DATASET RECORDS.
····················

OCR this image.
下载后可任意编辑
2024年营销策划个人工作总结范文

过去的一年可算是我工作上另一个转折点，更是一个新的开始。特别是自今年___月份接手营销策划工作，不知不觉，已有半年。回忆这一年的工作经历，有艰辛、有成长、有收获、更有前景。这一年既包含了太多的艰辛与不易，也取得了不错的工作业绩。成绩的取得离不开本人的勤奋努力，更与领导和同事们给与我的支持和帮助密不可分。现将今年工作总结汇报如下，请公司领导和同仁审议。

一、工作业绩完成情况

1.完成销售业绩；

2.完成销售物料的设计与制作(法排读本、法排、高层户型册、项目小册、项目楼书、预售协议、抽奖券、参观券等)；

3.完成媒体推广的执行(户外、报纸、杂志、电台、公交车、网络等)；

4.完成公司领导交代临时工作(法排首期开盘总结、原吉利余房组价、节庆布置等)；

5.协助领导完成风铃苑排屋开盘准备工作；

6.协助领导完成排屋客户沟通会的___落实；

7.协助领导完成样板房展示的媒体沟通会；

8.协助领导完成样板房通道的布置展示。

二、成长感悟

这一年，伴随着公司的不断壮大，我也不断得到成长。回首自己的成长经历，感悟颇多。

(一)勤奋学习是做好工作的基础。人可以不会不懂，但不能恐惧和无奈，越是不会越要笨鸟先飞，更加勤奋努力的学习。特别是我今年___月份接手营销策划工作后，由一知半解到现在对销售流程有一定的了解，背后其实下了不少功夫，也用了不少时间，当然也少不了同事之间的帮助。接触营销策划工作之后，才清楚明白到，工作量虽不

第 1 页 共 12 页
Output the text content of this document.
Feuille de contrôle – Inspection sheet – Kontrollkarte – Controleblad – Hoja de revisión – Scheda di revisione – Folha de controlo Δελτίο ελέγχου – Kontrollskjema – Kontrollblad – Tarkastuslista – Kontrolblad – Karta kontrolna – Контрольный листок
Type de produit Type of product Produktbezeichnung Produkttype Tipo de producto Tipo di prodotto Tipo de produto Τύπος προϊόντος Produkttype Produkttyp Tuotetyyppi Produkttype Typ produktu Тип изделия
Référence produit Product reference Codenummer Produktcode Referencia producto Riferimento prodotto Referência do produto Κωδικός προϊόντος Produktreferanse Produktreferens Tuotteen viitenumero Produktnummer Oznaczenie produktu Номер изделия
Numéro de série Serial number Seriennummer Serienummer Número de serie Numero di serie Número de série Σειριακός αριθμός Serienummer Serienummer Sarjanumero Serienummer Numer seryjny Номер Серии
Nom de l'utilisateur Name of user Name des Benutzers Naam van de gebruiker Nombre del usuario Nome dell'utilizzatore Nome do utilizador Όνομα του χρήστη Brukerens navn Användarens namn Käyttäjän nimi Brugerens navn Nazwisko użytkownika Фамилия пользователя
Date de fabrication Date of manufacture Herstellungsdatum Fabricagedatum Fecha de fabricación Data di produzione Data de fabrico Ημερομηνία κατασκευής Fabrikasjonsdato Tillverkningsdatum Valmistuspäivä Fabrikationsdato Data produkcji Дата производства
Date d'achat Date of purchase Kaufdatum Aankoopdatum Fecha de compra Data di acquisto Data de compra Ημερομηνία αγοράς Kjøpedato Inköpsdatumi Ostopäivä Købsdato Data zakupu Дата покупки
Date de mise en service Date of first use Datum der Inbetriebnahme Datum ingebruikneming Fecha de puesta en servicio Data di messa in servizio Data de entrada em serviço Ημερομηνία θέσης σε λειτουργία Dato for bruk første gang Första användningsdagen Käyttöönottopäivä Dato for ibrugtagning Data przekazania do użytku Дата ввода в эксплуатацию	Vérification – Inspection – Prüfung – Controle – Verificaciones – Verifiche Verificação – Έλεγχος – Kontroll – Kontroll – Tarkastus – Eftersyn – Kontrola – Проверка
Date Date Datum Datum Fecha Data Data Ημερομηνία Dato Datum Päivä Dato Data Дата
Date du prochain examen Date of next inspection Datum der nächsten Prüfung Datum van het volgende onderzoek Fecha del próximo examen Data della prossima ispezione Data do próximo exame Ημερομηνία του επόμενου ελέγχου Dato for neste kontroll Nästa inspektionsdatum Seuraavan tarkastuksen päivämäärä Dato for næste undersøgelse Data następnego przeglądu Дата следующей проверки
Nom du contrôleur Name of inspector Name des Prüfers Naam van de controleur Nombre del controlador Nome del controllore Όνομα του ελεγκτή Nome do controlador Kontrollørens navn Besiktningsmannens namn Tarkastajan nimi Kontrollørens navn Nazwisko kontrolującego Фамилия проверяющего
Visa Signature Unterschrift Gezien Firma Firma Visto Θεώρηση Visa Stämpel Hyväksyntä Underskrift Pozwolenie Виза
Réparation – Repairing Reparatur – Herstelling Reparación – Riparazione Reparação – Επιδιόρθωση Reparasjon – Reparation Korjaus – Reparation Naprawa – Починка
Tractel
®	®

····················

REQUIRED TASK.
Your task is to reproduce the whole listing exactly.

ANSWER FOR THE TASK.
OCR this image.
下载后可任意编辑
2024年营销策划个人工作总结范文

过去的一年可算是我工作上另一个转折点，更是一个新的开始。特别是自今年___月份接手营销策划工作，不知不觉，已有半年。回忆这一年的工作经历，有艰辛、有成长、有收获、更有前景。这一年既包含了太多的艰辛与不易，也取得了不错的工作业绩。成绩的取得离不开本人的勤奋努力，更与领导和同事们给与我的支持和帮助密不可分。现将今年工作总结汇报如下，请公司领导和同仁审议。

一、工作业绩完成情况

1.完成销售业绩；

2.完成销售物料的设计与制作(法排读本、法排、高层户型册、项目小册、项目楼书、预售协议、抽奖券、参观券等)；

3.完成媒体推广的执行(户外、报纸、杂志、电台、公交车、网络等)；

4.完成公司领导交代临时工作(法排首期开盘总结、原吉利余房组价、节庆布置等)；

5.协助领导完成风铃苑排屋开盘准备工作；

6.协助领导完成排屋客户沟通会的___落实；

7.协助领导完成样板房展示的媒体沟通会；

8.协助领导完成样板房通道的布置展示。

二、成长感悟

这一年，伴随着公司的不断壮大，我也不断得到成长。回首自己的成长经历，感悟颇多。

(一)勤奋学习是做好工作的基础。人可以不会不懂，但不能恐惧和无奈，越是不会越要笨鸟先飞，更加勤奋努力的学习。特别是我今年___月份接手营销策划工作后，由一知半解到现在对销售流程有一定的了解，背后其实下了不少功夫，也用了不少时间，当然也少不了同事之间的帮助。接触营销策划工作之后，才清楚明白到，工作量虽不

第 1 页 共 12 页
Output the text content of this document.
Feuille de contrôle – Inspection sheet – Kontrollkarte – Controleblad – Hoja de revisión – Scheda di revisione – Folha de controlo Δελτίο ελέγχου – Kontrollskjema – Kontrollblad – Tarkastuslista – Kontrolblad – Karta kontrolna – Контрольный листок
Type de produit Type of product Produktbezeichnung Produkttype Tipo de producto Tipo di prodotto Tipo de produto Τύπος προϊόντος Produkttype Produkttyp Tuotetyyppi Produkttype Typ produktu Тип изделия
Référence produit Product reference Codenummer Produktcode Referencia producto Riferimento prodotto Referência do produto Κωδικός προϊόντος Produktreferanse Produktreferens Tuotteen viitenumero Produktnummer Oznaczenie produktu Номер изделия
Numéro de série Serial number Seriennummer Serienummer Número de serie Numero di serie Número de série Σειριακός αριθμός Serienummer Serienummer Sarjanumero Serienummer Numer seryjny Номер Серии
Nom de l'utilisateur Name of user Name des Benutzers Naam van de gebruiker Nombre del usuario Nome dell'utilizzatore Nome do utilizador Όνομα του χρήστη Brukerens navn Användarens namn Käyttäjän nimi Brugerens navn Nazwisko użytkownika Фамилия пользователя
Date de fabrication Date of manufacture Herstellungsdatum Fabricagedatum Fecha de fabricación Data di produzione Data de fabrico Ημερομηνία κατασκευής Fabrikasjonsdato Tillverkningsdatum Valmistuspäivä Fabrikationsdato Data produkcji Дата производства
Date d'achat Date of purchase Kaufdatum Aankoopdatum Fecha de compra Data di acquisto Data de compra Ημερομηνία αγοράς Kjøpedato Inköpsdatumi Ostopäivä Købsdato Data zakupu Дата покупки
Date de mise en service Date of first use Datum der Inbetriebnahme Datum ingebruikneming Fecha de puesta en servicio Data di messa in servizio Data de entrada em serviço Ημερομηνία θέσης σε λειτουργία Dato for bruk første gang Första användningsdagen Käyttöönottopäivä Dato for ibrugtagning Data przekazania do użytku Дата ввода в эксплуатацию	Vérification – Inspection – Prüfung – Controle – Verificaciones – Verifiche Verificação – Έλεγχος – Kontroll – Kontroll – Tarkastus – Eftersyn – Kontrola – Проверка
Date Date Datum Datum Fecha Data Data Ημερομηνία Dato Datum Päivä Dato Data Дата
Date du prochain examen Date of next inspection Datum der nächsten Prüfung Datum van het volgende onderzoek Fecha del próximo examen Data della prossima ispezione Data do próximo exame Ημερομηνία του επόμενου ελέγχου Dato for neste kontroll Nästa inspektionsdatum Seuraavan tarkastuksen päivämäärä Dato for næste undersøgelse Data następnego przeglądu Дата следующей проверки
Nom du contrôleur Name of inspector Name des Prüfers Naam van de controleur Nombre del controlador Nome del controllore Όνομα του ελεγκτή Nome do controlador Kontrollørens navn Besiktningsmannens namn Tarkastajan nimi Kontrollørens navn Nazwisko kontrolującego Фамилия проверяющего
Visa Signature Unterschrift Gezien Firma Firma Visto Θεώρηση Visa Stämpel Hyväksyntä Underskrift Pozwolenie Виза
Réparation – Repairing Reparatur – Herstelling Reparación – Riparazione Reparação – Επιδιόρθωση Reparasjon – Reparation Korjaus – Reparation Naprawa – Починка
Tractel
®	®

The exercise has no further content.